### WHAT YOU HAVE TO DO
Spot each line that carries the word "icon"; copy those lines.

(Stored data)
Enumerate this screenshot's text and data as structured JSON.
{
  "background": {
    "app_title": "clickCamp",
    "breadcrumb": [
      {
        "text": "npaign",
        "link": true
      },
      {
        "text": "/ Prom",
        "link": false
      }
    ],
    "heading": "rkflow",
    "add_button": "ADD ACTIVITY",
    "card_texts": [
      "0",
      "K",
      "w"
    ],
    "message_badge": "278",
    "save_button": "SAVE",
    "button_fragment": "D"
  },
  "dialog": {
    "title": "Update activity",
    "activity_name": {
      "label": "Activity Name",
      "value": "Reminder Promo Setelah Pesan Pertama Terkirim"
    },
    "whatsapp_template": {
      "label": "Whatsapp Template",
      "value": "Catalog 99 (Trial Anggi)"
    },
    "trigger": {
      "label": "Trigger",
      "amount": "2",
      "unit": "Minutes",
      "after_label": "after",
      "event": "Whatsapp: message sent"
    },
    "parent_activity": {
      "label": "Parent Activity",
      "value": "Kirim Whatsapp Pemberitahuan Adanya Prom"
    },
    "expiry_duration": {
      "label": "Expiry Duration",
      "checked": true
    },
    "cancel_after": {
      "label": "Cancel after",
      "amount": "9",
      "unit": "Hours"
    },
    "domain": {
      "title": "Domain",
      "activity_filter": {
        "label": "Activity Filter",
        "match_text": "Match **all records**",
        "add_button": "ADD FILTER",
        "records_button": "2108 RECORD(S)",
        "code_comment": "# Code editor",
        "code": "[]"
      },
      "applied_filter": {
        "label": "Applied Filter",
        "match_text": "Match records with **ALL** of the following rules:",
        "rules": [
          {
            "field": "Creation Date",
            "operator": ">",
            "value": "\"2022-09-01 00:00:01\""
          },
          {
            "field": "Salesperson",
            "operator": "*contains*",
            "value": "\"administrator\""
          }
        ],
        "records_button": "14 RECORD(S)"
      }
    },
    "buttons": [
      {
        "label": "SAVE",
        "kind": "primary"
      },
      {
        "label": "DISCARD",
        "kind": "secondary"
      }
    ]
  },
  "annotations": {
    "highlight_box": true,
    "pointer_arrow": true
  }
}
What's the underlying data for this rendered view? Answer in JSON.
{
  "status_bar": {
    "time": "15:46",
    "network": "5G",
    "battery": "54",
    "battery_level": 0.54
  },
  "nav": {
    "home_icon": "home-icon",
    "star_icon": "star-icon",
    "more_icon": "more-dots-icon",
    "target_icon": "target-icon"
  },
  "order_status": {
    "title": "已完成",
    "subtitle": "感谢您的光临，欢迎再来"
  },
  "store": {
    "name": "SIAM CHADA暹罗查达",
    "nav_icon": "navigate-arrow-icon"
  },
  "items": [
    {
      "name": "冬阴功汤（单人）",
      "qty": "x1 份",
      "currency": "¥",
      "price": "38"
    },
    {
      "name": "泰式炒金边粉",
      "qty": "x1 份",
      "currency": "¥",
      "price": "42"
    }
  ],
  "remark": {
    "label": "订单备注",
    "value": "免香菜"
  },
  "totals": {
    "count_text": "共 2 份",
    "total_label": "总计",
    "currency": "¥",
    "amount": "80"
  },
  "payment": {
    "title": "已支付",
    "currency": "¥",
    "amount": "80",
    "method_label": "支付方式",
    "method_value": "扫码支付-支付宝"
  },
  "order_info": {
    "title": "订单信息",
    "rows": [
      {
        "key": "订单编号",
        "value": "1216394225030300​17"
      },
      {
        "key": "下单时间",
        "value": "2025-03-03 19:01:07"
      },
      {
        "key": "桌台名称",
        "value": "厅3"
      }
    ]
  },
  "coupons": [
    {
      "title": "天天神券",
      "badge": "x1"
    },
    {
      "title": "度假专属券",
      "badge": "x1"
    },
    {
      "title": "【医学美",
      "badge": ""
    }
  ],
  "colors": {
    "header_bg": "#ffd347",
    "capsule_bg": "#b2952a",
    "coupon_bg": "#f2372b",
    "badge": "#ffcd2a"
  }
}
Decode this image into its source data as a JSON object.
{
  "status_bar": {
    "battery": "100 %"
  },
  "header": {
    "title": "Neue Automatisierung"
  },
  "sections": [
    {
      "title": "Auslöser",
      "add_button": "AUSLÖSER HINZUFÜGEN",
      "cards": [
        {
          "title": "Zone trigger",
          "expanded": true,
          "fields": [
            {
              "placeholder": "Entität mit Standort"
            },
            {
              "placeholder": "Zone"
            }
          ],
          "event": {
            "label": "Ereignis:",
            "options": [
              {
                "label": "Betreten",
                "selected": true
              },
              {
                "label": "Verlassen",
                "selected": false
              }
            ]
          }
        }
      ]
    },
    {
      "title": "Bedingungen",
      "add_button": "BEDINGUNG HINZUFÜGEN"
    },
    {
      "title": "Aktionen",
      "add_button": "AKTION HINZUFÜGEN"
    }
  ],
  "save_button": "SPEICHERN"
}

### RESPONSE
    "home_icon": "home-icon",
    "star_icon": "star-icon",
    "more_icon": "more-dots-icon",
    "target_icon": "target-icon"
    "nav_icon": "navigate-arrow-icon"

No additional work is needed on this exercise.